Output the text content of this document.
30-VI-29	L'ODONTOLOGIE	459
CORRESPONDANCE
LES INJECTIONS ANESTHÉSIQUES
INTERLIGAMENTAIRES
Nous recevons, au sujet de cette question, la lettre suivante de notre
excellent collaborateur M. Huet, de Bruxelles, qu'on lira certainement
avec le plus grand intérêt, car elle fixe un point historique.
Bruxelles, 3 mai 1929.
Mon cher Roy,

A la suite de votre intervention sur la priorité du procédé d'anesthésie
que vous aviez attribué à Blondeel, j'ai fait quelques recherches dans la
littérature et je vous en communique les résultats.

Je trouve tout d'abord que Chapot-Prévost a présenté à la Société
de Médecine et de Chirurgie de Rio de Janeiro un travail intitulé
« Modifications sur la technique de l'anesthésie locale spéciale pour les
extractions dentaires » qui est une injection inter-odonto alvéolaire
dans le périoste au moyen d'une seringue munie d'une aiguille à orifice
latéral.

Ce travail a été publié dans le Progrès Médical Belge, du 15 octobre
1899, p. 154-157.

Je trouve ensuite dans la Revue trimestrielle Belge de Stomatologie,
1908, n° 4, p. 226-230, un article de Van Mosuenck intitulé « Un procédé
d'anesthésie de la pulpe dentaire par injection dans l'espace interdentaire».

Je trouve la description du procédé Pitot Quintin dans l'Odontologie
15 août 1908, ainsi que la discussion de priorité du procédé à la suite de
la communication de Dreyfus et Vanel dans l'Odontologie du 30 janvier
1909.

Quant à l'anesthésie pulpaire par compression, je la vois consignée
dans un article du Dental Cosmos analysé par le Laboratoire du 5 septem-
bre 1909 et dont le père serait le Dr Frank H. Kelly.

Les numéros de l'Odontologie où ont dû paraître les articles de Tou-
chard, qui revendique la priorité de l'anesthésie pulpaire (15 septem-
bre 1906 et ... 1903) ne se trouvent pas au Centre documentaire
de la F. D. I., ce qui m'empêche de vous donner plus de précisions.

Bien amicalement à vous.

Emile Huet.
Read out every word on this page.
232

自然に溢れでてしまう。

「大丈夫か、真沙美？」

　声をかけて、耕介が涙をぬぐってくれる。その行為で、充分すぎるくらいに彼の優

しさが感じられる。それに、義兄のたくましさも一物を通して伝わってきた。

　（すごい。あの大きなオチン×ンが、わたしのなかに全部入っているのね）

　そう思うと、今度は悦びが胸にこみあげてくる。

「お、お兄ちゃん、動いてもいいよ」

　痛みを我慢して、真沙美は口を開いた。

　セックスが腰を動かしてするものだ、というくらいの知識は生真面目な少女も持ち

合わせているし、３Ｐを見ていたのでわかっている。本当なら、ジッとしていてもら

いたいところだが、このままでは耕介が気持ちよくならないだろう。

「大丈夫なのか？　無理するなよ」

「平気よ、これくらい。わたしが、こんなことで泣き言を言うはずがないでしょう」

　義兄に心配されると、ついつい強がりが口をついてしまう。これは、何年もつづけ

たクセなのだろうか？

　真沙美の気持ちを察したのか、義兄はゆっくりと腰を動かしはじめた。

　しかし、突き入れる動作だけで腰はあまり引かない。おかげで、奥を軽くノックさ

====

● **Exercise description**:
Select and copy every line of the material that holds the string "Huet".

● **Correct result**:
excellent collaborateur M. Huet, de Bruxelles, qu'on lira certainement
Emile Huet.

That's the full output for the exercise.